EXTRAIT:

::::::::

L’école dans la campagne électorale

Pierre Marsollier, délégué général aux Relations Politiques du Sgec, salue la manière dont le livre des évêques, Retrouver le sens du politique, parle de l’École. Il annonce également, pour début 2017, la contribution de l’enseignement catholique au débat électoral sur les enjeux éducatifs.

C’est un texte qui nous fait du bien. Il nous fait du bien comme acteurs engagés dans la société et puis il nous fait du bien comme acteurs éducatifs, acteurs engagés dans la mission d’éducation dans ce pays. Déjà le statut de l’Enseignement catholique avait abordé l’école sur les deux points que les évêques relèvent au cœur de leur document. À la fois, l’école comme école transmission des savoirs, acquisition des compétences et puis aussi l’école comme creuset social qui vient trouver sa place dans la réflexion qui est la leur sur la réhabilitation du politique. Nous avons été très sensible à l’approche très pragmatique de l’école qui est proposée là, évoquant des questions d’identité, des questions de dialogue entre les cultures aussi bien sous l’angle de la transmission des savoirs, l’acquisition des différentes cultures et de se vivre ensemble qu’évoque l’école comme creuset social. Si le ton des évêques est un peu solennel et parfois pointe des difficultés, on a aussi été très sensible à la confiance qui traverse ce document.

Stéphanie Gallet : « L’école catholique travaille aussi a apporté sa contribution au débat présidentiel. Un texte, qui veut enrichir la réflexion, loin de toute logique corporatiste, est en préparation. »

::::::::

DONNÉES ENREGISTRÉES:
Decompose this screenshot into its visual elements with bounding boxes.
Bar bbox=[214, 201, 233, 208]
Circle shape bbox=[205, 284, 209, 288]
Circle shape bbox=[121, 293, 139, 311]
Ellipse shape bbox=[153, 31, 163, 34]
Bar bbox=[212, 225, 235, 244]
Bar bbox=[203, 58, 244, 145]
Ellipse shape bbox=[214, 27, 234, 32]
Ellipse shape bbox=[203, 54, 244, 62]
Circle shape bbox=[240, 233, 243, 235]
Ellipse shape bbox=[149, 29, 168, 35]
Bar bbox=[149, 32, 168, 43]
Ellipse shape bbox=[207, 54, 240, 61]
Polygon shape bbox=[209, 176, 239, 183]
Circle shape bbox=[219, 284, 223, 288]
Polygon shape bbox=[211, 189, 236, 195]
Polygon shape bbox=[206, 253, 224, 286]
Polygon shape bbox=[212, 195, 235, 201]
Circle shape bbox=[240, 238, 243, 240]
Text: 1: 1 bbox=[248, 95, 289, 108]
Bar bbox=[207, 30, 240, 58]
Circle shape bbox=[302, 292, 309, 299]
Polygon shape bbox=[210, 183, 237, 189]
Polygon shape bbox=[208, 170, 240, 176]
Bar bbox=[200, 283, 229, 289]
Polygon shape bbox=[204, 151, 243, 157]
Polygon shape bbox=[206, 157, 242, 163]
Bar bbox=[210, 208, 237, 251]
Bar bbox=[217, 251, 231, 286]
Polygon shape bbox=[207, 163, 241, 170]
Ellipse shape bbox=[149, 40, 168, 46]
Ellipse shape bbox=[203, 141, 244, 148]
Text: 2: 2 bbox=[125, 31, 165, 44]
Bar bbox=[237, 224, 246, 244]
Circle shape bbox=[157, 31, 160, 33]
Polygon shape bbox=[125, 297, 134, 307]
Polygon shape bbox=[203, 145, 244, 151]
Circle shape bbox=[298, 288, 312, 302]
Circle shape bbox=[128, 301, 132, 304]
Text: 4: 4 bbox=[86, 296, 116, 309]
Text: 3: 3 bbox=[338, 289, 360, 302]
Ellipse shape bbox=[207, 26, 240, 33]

::::::::

CONSIGNES DE TRAVAIL:
a - Traduisez en anglais la phrase suivante de l'extrait sur l'école dans la campagne électorale : « Si le ton des évêques est un peu solennel et parfois pointe des difficultés, on a aussi été très sensible à la confiance qui traverse ce document. »
b - Réécrivez le passage de l'extrait sur l'école dans la campagne électorale qui s'ouvre sur les mots « Pierre Marsollier, délégué » et se clôt sur « les enjeux éducatifs. », en y substituant « débat présidentiel » à « débat électoral ».
c - Rédigez la suite de l'extrait sur l'école dans la campagne électorale à partir de sa dernière phrase.

RÉPONSES ATTENDUES:
a - While the bishops' tone is somewhat solemn and at times points to difficulties, we were also very sensitive to the confidence that runs through this document.

b -
Pierre Marsollier, délégué général aux Relations Politiques du Sgec, salue la manière dont le livre des évêques, Retrouver le sens du politique, parle de l’École. Il annonce également, pour début 2017, la contribution de l’enseignement catholique au débat présidentiel sur les enjeux éducatifs.

c -
« Notre analyse c’est que personne ne peut regretter que les questions éducatives et scolaires prennent une place relativement majeure dans le débat public mais au vu de la tournure que revêt parfois ce débat on est, paradoxalement , un peu inquiet que cette priorité accordée à l’école lui fasse courir le risque de faire l’objet d’un clivage et on souhaite pointer d’abord ça : que le sujet de l’école ne mérite pas d’être traitée par une sorte de facilité, d’analyses binaires ou des emballements passionnels, ce n’est vraiment pas de cela que l’école a besoin. C’est en ce sens que la contribution de l’Enseignement catholique va être une sorte d’invitation aux responsables politiques de s’emparer des problématiques scolaires mais de le faire dans le cadre d’une réflexion le plus possible maitrisée et ouverte ».

Stéphanie Gallet : Cette contribution devrait être publiée en janvier prochain. Le texte devrait comporter un certain nombre des propositions pour renforcer l’autonomie de l’école en insistant sur les différentes missions dans le monde et l’importance des différents acteurs du monde scolaire.